▸ WHAT IS EXPECTED: Set out each line from the following listing that includes the word "path".

[Records that describe figures]
________________________
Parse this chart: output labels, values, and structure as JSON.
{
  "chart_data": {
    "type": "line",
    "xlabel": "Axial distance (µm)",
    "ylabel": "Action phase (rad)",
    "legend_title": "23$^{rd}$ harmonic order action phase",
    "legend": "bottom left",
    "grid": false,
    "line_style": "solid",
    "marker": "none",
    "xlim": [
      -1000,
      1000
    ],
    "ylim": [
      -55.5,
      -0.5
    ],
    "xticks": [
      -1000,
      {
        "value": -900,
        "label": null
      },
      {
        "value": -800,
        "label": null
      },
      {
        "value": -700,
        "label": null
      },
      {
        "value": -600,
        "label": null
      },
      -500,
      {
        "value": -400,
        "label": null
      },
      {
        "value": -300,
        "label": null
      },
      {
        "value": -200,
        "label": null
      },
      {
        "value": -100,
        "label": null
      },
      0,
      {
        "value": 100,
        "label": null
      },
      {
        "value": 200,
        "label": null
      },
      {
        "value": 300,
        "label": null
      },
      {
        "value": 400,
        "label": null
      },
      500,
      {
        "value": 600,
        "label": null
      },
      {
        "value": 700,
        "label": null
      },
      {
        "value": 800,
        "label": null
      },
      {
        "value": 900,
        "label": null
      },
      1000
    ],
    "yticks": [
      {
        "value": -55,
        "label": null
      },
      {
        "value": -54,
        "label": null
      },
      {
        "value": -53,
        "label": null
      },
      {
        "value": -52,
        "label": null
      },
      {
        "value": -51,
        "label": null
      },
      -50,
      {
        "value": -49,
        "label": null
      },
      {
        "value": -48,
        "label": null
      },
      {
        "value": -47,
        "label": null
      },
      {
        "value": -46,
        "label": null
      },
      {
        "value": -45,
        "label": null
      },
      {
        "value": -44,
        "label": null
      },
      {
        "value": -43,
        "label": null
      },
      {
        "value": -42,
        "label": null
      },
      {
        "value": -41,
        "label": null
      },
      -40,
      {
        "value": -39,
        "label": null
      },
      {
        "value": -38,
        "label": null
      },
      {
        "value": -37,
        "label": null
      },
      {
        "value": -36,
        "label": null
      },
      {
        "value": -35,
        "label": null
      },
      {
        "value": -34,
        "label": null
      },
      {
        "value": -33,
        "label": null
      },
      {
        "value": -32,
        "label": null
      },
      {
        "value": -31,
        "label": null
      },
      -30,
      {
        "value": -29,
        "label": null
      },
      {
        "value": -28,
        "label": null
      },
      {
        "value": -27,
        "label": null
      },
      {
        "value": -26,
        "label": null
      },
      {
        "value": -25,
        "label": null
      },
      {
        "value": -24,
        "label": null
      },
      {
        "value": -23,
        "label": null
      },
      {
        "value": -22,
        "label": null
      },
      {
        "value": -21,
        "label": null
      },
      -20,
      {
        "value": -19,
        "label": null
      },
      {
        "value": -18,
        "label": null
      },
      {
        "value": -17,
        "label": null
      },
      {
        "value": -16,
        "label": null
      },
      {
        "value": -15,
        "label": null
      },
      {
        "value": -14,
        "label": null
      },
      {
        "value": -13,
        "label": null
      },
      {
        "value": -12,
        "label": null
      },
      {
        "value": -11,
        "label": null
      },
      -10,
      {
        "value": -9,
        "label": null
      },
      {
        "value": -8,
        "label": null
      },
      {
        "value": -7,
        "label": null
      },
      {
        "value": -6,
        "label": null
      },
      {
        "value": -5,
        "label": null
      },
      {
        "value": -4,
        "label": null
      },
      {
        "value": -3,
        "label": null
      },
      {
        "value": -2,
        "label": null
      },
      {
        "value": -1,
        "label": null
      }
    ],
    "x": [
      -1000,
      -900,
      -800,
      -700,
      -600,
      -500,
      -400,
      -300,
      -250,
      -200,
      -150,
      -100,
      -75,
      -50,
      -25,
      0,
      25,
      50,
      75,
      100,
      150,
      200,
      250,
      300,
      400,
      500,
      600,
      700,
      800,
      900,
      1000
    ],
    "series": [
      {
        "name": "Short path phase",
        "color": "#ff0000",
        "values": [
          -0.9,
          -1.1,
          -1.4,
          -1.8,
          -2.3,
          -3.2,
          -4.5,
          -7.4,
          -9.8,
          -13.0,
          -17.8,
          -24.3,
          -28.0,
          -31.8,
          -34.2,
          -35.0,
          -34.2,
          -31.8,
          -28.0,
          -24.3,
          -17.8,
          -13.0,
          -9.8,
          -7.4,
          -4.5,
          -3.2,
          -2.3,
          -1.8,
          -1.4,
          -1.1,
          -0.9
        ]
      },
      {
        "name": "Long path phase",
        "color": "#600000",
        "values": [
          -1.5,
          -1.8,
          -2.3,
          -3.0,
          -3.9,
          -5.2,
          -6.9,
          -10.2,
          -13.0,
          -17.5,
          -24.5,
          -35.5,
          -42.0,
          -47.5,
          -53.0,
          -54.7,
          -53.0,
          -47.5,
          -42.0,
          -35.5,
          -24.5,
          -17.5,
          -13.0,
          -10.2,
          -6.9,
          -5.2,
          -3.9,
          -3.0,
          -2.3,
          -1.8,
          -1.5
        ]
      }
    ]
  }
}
________________________
▸ ANSWER TO THIS TASK:
        "name": "Short path phase",
        "name": "Long path phase",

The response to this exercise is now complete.